* _What you have to do_: State how many lines in these records contain the word "Timur", and nothing else.

#### Supplied records ####

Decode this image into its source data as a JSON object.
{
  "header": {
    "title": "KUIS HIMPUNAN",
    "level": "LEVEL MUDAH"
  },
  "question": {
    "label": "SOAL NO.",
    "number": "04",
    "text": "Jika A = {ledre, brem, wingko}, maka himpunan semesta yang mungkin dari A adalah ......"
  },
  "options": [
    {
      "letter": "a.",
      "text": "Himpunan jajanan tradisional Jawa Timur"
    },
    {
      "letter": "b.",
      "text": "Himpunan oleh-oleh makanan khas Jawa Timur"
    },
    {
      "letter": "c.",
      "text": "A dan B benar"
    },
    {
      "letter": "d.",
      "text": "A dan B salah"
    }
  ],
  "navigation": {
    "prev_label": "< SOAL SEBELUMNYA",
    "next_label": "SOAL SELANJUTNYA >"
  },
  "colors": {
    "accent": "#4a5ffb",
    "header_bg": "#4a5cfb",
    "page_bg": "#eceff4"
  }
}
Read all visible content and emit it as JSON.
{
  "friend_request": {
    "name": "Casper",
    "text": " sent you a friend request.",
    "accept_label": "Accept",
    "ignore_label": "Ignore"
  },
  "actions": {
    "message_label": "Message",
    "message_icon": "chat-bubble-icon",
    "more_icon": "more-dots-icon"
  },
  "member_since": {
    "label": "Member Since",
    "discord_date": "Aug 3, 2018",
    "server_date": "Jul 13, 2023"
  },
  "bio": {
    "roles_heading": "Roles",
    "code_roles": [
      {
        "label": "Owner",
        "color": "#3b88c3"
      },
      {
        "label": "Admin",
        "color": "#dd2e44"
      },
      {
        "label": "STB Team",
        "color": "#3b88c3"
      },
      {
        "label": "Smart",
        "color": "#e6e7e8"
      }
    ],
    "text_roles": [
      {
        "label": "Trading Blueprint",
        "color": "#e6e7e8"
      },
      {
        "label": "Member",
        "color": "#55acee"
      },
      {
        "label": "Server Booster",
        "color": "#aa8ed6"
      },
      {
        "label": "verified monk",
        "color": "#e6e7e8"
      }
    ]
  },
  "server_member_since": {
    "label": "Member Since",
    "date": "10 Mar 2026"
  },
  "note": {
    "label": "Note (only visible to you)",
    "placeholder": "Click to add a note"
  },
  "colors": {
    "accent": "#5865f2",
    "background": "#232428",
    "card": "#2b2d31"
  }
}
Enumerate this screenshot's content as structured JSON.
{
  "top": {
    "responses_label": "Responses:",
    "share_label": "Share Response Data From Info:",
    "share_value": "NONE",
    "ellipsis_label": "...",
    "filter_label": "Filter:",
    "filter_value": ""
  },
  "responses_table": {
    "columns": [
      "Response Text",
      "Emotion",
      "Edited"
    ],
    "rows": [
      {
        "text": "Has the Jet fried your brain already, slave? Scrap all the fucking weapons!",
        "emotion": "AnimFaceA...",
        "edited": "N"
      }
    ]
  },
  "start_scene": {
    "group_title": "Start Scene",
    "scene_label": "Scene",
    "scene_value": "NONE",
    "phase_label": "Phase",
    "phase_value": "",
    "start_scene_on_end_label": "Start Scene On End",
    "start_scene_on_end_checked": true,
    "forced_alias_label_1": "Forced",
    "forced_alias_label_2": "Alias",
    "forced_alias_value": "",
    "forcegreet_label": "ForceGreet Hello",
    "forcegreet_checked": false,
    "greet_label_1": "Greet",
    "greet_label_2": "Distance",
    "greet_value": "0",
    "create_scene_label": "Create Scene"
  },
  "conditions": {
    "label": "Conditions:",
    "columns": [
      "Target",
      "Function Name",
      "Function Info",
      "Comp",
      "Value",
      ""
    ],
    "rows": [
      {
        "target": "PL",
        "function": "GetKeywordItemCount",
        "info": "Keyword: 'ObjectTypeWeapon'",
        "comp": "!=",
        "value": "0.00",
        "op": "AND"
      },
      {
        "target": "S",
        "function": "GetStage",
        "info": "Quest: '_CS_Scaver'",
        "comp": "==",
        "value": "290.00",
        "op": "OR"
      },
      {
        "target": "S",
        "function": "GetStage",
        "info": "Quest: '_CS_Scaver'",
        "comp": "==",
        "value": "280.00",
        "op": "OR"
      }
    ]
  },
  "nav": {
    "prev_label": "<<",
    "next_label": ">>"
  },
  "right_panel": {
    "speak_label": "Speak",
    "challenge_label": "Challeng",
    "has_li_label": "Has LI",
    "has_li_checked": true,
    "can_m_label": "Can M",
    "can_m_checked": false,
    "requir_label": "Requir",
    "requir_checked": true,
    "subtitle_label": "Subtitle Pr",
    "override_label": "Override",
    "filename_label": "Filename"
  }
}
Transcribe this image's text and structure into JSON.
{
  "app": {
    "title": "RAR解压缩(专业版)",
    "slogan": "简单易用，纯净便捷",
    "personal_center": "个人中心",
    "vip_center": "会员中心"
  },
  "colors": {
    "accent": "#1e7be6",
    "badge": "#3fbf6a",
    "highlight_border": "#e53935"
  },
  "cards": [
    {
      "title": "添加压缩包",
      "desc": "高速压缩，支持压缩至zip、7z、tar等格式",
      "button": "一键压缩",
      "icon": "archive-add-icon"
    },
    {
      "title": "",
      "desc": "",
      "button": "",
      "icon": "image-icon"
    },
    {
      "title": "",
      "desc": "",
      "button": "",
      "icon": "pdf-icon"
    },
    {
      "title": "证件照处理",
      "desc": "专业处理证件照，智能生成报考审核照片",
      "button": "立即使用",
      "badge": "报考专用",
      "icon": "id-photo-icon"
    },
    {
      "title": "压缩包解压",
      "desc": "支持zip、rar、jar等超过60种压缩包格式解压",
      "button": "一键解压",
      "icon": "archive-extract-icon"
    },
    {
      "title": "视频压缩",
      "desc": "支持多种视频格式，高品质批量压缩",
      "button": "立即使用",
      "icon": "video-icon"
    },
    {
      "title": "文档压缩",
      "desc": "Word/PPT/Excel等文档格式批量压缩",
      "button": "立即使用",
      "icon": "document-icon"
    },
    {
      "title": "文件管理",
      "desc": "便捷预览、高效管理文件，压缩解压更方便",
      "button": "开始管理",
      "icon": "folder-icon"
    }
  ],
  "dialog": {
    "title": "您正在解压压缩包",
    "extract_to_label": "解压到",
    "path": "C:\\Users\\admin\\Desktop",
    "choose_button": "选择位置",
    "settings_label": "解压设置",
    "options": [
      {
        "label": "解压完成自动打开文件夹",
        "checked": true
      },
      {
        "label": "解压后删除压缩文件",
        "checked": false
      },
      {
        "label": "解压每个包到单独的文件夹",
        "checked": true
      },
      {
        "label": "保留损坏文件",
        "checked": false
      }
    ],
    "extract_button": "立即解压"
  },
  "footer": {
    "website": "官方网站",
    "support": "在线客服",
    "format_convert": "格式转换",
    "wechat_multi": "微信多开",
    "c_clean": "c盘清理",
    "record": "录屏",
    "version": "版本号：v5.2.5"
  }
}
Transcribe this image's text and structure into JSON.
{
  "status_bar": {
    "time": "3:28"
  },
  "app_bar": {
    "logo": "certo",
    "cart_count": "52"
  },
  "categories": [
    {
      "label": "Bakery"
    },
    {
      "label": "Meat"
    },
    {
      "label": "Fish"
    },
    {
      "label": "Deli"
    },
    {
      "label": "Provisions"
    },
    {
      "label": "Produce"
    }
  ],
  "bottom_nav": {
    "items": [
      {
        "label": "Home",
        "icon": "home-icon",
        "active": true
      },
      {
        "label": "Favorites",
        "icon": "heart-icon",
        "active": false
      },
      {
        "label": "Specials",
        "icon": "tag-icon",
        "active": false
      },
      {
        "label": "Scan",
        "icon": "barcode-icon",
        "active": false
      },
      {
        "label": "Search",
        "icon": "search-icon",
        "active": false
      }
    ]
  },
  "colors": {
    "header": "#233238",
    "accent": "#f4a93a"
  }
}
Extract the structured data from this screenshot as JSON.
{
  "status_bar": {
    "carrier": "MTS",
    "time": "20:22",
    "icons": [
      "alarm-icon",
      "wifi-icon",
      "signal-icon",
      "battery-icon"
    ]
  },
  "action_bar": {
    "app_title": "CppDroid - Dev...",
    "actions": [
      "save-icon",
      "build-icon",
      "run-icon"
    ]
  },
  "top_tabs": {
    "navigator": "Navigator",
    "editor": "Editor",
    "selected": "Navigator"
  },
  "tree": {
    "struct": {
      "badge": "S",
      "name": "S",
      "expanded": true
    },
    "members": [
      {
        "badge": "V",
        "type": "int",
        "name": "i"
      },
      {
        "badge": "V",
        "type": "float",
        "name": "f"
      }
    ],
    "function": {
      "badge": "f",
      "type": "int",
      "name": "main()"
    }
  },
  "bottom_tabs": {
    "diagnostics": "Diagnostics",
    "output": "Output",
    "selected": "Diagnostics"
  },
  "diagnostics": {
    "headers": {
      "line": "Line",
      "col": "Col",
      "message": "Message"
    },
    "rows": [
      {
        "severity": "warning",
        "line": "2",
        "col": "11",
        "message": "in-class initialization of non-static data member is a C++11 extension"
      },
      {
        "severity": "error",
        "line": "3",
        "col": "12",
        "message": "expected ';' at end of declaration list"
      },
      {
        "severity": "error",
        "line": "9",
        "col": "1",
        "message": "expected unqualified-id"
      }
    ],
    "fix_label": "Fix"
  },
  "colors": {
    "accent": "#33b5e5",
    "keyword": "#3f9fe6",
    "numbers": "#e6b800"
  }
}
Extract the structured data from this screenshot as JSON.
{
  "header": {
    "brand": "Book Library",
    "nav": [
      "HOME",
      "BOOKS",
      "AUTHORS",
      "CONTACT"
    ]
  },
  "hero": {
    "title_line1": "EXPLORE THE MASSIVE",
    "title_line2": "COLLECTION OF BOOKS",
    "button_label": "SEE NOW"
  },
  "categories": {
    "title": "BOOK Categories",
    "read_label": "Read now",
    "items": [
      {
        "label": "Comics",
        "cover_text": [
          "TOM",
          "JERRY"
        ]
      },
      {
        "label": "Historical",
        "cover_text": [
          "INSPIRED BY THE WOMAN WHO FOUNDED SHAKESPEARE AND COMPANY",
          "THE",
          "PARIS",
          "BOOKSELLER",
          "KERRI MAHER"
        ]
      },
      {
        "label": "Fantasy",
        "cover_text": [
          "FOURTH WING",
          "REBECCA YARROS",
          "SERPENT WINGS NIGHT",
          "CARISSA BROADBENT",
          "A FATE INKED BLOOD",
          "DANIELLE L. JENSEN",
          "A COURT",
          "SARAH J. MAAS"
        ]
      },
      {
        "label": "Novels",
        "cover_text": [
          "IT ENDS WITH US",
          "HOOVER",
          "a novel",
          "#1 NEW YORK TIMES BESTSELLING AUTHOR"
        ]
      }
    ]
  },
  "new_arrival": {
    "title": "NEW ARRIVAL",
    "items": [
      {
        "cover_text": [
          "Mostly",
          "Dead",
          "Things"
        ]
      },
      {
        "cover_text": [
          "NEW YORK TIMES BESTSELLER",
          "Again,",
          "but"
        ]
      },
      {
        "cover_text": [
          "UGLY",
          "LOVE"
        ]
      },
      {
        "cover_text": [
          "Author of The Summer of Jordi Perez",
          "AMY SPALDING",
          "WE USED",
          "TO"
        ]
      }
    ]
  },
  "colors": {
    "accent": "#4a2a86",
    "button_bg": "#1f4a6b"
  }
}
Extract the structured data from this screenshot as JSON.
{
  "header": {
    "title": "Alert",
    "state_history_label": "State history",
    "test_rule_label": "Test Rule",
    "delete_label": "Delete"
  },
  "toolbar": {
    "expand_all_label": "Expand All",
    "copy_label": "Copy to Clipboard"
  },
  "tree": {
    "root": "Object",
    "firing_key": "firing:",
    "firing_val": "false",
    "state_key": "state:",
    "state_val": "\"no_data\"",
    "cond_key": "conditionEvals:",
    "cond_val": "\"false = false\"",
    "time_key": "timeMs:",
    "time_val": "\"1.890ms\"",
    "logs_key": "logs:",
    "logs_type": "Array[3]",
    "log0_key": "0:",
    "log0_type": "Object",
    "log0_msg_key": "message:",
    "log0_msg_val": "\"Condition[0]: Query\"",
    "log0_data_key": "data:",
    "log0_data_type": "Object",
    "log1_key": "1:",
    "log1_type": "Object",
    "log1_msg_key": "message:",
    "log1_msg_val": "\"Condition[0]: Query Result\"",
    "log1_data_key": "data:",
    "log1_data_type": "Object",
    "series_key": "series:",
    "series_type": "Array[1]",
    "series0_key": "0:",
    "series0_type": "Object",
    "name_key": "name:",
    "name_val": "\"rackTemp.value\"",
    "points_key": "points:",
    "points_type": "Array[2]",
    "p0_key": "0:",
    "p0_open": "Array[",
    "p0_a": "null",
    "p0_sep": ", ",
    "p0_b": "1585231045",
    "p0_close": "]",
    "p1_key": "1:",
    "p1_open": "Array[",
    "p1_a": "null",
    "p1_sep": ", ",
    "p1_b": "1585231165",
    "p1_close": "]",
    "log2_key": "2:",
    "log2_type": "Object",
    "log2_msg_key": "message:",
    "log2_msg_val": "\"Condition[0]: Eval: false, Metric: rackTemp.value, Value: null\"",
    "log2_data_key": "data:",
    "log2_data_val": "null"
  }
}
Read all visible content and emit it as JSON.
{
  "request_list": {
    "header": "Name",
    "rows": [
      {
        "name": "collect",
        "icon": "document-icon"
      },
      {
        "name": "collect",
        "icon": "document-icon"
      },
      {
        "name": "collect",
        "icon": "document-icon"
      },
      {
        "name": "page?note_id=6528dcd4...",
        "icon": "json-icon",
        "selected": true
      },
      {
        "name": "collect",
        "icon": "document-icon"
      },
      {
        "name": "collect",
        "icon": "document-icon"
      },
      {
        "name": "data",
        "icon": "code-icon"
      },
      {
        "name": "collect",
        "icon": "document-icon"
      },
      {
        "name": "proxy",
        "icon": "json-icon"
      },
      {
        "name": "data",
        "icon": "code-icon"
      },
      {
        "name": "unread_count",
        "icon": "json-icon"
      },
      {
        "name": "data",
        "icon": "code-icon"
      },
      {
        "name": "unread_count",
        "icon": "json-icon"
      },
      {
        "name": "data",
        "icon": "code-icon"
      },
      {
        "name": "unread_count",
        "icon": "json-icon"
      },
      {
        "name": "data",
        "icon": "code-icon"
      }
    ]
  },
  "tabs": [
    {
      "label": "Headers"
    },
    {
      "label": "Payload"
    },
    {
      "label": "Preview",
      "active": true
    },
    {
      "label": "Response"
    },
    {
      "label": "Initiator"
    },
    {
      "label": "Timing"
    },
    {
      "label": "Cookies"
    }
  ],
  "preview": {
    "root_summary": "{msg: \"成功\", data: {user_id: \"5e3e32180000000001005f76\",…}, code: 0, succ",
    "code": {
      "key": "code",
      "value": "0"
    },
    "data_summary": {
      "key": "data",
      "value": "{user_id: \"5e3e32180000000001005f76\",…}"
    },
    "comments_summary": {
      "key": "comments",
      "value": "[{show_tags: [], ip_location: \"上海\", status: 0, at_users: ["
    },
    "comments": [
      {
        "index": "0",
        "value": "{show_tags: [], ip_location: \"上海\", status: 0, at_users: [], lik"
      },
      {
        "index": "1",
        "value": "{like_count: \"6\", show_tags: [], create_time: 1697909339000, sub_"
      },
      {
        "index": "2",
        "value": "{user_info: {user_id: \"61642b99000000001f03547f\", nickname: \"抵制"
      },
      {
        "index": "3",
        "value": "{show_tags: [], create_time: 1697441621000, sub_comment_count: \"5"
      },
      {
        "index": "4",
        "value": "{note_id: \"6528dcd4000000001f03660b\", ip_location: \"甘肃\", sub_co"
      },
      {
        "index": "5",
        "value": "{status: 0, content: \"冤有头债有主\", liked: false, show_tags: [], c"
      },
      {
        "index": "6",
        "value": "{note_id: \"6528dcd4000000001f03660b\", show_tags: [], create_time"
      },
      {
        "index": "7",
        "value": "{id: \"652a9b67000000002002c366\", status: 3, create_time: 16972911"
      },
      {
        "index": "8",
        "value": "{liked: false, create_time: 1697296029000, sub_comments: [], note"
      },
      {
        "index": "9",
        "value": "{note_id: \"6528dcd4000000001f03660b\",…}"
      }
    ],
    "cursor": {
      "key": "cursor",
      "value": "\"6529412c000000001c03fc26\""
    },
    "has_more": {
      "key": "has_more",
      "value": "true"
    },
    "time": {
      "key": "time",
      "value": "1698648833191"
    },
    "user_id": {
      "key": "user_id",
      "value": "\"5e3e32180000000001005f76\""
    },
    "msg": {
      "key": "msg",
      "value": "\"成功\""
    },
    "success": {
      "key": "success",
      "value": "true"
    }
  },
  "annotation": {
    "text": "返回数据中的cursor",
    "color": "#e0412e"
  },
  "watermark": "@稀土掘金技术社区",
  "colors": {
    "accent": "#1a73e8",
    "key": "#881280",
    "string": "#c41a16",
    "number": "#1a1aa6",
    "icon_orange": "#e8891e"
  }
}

####

* _Response to the task_: 2